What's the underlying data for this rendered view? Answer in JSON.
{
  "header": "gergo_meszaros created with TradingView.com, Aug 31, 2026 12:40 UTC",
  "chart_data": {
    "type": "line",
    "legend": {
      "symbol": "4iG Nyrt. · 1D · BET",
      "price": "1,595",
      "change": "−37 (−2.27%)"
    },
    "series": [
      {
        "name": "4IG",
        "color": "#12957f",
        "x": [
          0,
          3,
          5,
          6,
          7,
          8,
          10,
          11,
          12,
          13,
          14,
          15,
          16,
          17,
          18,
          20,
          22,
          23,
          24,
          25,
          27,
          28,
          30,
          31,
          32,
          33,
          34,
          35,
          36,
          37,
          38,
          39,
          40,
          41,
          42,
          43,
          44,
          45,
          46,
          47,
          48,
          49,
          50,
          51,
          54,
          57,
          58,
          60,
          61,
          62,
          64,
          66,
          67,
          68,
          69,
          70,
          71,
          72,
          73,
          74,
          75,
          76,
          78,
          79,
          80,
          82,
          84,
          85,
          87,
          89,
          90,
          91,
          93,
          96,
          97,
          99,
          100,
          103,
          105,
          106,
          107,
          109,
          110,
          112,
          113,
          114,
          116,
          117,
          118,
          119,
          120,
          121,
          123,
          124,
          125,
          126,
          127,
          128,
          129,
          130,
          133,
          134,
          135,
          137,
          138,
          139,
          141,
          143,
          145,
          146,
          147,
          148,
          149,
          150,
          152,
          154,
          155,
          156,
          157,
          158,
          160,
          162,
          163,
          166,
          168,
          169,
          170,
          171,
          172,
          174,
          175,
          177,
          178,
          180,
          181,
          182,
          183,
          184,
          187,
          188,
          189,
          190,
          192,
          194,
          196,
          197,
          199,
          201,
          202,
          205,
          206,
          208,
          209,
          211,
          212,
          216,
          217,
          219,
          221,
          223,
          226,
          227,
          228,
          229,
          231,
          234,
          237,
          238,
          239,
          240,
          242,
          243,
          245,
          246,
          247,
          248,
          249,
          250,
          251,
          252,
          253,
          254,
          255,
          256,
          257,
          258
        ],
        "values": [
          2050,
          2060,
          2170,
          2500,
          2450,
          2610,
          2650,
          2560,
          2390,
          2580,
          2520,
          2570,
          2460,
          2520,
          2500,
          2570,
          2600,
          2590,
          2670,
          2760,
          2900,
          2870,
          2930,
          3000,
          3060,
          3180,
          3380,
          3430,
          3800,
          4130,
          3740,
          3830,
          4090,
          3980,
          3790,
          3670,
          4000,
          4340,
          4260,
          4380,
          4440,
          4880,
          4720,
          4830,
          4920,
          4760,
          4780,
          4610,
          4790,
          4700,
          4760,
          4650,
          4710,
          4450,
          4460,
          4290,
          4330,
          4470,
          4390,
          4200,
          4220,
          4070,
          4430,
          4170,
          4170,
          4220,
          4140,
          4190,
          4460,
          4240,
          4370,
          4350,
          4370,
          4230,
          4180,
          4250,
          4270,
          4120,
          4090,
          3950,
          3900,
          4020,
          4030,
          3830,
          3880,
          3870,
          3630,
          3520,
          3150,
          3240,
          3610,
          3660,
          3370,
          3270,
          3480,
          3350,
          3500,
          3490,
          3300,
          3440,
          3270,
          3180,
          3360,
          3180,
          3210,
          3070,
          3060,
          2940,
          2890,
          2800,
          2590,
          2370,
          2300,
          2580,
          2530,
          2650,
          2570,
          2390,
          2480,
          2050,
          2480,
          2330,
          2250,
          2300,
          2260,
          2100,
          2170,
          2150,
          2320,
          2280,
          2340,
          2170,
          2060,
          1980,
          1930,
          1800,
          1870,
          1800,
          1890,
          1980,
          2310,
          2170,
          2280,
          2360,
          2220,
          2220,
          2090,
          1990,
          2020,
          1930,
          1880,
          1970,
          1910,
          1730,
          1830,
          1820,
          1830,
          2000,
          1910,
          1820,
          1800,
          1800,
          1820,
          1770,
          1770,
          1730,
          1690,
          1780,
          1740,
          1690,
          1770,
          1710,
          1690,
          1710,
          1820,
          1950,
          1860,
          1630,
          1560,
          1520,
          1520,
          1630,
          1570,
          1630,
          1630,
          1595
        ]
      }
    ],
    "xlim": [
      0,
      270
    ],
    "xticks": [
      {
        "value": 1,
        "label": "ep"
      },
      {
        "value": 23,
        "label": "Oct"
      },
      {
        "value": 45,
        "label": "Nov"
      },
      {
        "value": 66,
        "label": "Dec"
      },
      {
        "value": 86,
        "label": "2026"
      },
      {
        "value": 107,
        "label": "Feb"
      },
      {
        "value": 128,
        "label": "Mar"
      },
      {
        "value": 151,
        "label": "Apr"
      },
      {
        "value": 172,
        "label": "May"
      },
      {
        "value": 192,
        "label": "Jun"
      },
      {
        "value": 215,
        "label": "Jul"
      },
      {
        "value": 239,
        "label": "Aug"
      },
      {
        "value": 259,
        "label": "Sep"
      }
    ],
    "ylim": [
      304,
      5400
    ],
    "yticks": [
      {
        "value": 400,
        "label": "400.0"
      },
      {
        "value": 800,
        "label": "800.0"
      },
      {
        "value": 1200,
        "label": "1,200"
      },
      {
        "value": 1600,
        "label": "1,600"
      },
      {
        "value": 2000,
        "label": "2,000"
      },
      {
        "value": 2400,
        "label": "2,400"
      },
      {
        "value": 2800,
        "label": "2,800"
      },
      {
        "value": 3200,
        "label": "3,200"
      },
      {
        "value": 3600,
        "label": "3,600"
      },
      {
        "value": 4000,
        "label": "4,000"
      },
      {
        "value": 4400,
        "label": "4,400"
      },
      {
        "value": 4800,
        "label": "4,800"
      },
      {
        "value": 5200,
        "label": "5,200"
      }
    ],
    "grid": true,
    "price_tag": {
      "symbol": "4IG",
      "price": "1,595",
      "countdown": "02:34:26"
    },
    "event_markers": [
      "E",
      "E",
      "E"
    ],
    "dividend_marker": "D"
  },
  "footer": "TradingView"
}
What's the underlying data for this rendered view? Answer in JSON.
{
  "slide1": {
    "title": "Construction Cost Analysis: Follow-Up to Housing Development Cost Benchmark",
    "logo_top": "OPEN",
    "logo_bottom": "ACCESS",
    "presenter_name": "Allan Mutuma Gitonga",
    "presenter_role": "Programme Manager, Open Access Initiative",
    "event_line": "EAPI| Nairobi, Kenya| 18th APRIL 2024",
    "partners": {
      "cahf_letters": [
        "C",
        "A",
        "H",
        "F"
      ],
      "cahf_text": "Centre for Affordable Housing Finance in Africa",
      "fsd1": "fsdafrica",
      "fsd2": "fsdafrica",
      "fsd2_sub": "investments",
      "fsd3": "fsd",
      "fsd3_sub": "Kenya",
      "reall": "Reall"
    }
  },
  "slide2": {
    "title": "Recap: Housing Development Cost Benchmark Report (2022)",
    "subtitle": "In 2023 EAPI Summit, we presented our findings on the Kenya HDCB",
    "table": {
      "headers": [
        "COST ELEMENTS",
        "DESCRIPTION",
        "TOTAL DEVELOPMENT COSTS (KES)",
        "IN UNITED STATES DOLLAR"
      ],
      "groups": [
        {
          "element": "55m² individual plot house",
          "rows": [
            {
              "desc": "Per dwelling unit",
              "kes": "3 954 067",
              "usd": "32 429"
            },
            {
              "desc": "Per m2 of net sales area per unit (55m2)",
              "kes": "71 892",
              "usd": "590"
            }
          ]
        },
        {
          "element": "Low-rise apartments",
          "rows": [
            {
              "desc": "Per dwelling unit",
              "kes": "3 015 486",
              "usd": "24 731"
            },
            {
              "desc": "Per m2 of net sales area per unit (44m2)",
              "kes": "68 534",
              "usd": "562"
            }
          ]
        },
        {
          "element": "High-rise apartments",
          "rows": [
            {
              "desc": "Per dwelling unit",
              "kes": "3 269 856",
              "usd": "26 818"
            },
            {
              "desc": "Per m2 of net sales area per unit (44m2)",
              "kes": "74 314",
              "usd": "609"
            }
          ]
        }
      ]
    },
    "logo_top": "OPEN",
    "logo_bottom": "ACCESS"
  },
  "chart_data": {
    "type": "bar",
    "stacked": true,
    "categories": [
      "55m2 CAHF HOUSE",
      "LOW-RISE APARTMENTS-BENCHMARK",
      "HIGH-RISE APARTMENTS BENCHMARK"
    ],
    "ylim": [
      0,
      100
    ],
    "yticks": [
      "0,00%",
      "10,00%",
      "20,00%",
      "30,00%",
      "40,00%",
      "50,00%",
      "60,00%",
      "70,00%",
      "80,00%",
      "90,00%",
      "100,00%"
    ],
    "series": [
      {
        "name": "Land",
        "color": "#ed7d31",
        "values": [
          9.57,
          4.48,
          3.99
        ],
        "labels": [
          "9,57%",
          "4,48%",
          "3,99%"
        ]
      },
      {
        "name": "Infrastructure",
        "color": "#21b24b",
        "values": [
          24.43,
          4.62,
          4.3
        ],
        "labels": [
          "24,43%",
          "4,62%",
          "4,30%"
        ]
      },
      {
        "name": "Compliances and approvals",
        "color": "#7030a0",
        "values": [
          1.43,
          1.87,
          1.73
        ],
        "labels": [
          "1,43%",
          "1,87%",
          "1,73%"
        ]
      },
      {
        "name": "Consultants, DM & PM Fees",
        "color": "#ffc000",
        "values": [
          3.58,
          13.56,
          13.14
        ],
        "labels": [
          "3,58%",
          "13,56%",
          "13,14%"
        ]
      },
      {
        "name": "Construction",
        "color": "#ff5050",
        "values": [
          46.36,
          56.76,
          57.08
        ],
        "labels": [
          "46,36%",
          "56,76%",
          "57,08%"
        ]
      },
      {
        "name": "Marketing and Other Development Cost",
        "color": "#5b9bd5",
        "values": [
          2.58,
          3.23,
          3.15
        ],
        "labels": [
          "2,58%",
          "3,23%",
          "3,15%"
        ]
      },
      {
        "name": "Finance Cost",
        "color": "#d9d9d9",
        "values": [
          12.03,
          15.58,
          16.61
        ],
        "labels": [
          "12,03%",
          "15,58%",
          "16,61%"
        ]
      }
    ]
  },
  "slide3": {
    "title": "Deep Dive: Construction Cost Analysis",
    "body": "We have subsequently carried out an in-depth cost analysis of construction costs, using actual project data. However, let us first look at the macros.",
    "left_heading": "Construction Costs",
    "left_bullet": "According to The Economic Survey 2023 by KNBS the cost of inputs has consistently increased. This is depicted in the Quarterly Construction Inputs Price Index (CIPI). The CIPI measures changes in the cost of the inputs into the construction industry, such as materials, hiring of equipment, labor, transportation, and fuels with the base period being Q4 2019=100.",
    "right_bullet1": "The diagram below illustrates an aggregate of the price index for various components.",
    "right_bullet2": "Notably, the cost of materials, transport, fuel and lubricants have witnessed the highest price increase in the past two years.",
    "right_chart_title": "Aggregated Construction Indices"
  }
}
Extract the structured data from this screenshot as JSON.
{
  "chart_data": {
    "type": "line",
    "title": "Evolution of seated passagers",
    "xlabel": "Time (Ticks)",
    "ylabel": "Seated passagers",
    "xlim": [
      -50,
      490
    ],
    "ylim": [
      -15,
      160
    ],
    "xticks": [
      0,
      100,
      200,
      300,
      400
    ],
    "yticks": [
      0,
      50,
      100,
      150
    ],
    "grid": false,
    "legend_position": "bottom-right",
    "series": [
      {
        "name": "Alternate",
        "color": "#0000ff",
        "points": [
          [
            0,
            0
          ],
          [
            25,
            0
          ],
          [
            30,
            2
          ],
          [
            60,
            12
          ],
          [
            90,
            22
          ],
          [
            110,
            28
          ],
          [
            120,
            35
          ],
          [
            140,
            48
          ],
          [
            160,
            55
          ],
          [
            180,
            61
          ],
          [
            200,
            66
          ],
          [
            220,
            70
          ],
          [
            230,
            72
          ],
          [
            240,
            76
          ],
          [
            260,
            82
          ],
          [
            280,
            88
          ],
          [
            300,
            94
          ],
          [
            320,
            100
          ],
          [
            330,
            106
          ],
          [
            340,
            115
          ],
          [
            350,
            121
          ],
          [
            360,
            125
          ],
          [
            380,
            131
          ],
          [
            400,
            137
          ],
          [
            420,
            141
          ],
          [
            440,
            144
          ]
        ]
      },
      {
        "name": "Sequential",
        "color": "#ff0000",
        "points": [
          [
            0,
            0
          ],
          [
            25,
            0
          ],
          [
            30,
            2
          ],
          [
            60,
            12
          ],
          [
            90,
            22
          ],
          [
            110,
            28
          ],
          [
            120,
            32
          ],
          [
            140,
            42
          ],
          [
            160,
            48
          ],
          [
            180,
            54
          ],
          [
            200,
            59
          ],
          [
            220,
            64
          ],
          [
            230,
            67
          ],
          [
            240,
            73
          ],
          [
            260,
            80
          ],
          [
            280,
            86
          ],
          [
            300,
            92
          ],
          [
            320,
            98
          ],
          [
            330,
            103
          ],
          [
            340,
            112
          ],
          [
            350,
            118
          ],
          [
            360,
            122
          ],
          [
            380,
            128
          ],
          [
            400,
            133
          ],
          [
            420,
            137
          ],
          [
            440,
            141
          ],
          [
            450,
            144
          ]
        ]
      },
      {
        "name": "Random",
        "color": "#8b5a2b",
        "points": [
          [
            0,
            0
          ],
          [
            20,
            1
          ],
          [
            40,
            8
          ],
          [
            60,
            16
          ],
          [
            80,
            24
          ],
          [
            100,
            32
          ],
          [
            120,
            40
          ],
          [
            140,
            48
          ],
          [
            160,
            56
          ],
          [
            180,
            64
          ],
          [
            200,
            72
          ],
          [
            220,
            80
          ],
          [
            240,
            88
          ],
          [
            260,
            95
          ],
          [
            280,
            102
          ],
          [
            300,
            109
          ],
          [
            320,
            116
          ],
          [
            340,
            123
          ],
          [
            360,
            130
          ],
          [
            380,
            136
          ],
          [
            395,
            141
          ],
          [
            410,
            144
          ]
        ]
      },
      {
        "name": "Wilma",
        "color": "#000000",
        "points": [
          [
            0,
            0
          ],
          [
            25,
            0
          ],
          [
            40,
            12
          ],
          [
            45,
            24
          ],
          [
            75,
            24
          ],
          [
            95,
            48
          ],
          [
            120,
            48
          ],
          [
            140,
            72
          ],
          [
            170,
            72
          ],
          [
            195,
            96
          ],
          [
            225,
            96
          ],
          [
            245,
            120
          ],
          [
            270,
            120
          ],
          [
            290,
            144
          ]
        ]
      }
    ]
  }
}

◇ ◇ ◇

Do this: Using the listing above, gather each line that holds the string "Finance" and copy it.

The completed task:
      "cahf_text": "Centre for Affordable Housing Finance in Africa",
        "name": "Finance Cost",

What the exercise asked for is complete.